Aim of the exercise = For the data below, work out how many lines contain the word "this" and supply only that number.

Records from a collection
►
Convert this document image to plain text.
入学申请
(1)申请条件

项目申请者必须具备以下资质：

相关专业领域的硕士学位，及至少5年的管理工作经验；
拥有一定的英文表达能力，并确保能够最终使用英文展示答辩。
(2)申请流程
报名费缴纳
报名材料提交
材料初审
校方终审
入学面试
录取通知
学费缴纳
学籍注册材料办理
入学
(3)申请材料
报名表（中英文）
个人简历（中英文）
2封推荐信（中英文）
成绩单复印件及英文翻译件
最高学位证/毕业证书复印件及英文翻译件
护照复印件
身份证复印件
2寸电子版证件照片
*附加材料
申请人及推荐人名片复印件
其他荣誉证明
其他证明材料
◄
►
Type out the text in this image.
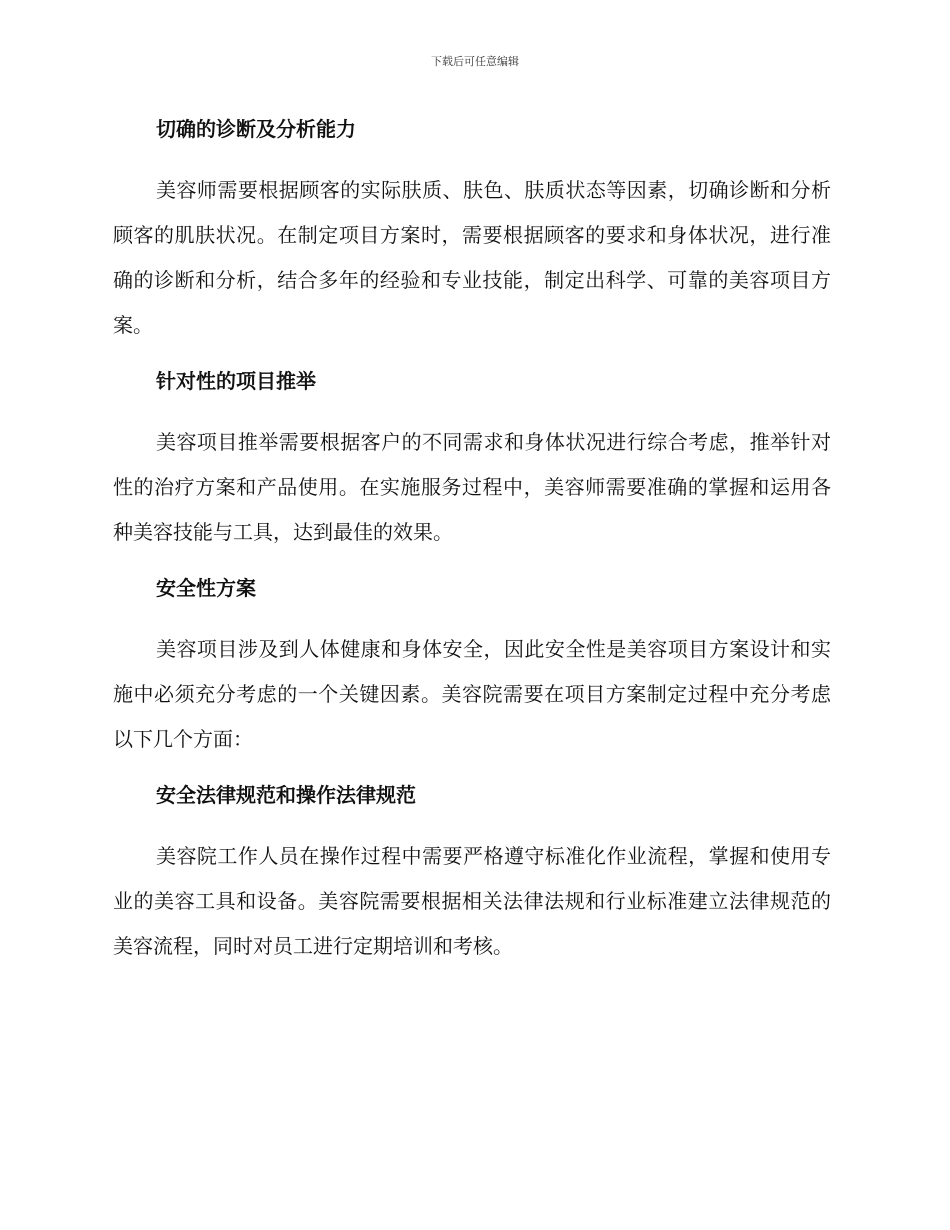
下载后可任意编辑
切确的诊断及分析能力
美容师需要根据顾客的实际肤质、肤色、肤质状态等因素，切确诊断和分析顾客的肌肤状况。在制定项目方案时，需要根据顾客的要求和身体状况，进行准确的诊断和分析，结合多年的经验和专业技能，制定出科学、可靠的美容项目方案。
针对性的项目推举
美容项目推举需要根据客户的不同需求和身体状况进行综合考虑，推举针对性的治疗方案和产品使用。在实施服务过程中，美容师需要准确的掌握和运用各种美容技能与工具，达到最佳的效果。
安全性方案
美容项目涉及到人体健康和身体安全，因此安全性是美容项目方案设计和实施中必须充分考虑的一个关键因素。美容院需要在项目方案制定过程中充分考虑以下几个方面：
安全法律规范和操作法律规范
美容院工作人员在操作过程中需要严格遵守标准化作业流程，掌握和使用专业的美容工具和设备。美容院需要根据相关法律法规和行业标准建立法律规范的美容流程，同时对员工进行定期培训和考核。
◄
Solved problem = 2